GOAL: Rewrite the lines from the one containing "List every element" through the one containing "more-options-icon[interactable]: · · · [1628,290,1634,323]", inclusive, as a numbered list, leaving out any blank lines.

DATA FOR PROCESSING:
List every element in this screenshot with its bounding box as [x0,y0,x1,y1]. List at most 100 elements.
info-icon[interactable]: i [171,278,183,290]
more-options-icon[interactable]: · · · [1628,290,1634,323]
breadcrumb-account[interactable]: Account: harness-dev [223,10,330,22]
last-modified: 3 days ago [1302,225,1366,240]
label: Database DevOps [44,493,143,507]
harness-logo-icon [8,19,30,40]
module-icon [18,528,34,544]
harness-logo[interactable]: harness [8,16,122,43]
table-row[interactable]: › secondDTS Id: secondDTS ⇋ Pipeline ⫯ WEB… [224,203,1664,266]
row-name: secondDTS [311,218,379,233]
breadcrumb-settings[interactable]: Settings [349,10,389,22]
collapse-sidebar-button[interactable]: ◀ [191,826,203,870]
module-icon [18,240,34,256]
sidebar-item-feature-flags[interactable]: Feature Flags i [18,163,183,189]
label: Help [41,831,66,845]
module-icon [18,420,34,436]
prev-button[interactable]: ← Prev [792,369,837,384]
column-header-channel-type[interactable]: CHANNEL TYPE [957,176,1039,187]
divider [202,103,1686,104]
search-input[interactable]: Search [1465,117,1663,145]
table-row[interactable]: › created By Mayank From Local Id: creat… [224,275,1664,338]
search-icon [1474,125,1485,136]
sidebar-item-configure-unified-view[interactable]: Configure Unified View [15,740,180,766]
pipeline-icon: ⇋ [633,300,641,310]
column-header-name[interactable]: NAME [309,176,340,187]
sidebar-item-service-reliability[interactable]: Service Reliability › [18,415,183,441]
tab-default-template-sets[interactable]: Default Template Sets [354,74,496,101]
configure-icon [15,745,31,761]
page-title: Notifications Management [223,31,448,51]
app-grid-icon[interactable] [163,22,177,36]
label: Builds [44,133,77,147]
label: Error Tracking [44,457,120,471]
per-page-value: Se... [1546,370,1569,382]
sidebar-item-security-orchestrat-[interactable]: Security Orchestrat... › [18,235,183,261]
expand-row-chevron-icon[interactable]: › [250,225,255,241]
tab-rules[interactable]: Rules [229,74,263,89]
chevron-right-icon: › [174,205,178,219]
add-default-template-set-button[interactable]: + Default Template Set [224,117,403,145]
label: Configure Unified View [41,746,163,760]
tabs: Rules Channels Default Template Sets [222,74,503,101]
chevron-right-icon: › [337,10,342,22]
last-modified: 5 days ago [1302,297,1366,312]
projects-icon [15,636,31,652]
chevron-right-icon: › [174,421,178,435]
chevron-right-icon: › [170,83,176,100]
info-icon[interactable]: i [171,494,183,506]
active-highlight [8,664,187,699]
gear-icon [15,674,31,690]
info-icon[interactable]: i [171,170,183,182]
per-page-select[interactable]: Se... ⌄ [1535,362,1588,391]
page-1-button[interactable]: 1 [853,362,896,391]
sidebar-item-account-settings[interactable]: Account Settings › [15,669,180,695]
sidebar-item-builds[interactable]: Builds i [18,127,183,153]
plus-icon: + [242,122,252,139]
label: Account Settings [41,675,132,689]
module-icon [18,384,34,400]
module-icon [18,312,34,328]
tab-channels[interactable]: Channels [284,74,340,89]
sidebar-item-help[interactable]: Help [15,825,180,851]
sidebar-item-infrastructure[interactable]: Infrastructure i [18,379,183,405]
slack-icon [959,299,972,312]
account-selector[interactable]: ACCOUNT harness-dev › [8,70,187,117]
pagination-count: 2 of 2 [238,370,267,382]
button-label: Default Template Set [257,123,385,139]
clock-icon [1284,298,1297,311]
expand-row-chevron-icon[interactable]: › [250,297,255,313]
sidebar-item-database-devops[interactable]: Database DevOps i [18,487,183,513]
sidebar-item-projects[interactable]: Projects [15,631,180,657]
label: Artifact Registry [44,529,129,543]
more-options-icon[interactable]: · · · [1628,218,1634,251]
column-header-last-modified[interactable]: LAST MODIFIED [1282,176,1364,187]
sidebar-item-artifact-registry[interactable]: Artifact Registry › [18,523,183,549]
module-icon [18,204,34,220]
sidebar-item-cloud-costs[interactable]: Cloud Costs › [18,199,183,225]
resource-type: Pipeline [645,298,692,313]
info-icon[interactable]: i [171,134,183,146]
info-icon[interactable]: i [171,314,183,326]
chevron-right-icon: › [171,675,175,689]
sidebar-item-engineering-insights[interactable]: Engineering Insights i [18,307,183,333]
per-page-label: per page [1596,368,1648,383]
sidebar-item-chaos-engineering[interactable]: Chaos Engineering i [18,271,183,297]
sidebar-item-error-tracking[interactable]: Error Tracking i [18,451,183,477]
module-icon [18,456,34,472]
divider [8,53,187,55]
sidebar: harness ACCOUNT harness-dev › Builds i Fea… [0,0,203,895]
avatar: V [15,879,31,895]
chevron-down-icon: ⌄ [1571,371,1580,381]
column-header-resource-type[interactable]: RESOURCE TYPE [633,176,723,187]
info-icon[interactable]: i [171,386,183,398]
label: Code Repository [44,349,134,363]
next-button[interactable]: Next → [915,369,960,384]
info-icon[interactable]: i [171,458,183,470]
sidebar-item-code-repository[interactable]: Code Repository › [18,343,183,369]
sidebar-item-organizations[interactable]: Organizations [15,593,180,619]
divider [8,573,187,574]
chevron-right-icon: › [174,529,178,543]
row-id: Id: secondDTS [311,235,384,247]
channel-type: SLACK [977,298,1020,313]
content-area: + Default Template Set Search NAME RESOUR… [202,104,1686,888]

==

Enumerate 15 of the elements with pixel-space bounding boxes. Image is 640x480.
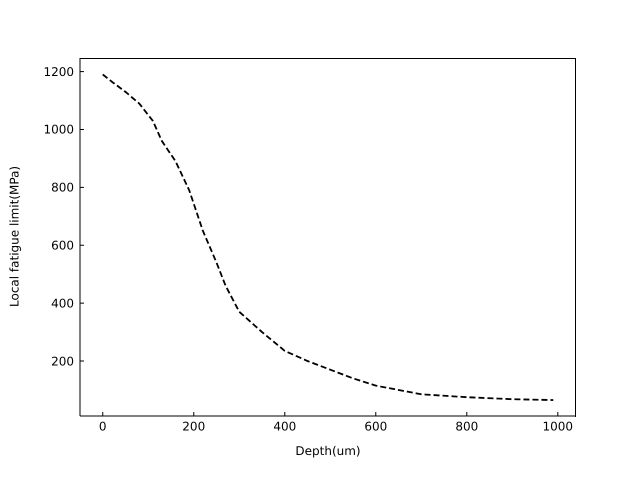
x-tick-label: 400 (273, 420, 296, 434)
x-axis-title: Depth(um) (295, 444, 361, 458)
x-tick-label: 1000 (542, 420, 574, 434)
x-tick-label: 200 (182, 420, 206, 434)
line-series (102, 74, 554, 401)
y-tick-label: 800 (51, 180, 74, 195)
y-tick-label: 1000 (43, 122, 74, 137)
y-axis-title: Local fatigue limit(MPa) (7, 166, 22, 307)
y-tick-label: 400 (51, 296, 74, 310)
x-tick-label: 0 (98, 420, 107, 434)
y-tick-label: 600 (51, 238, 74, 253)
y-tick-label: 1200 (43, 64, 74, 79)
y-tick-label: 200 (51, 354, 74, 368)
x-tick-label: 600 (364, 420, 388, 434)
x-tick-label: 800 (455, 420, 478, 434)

SOLVED EXERCISE:
1. List every element in this screenshot with its bounding box as [x0,y0,x1,y1]. List at most 100 elements.
2. info-icon[interactable]: i [171,278,183,290]
3. more-options-icon[interactable]: · · · [1628,290,1634,323]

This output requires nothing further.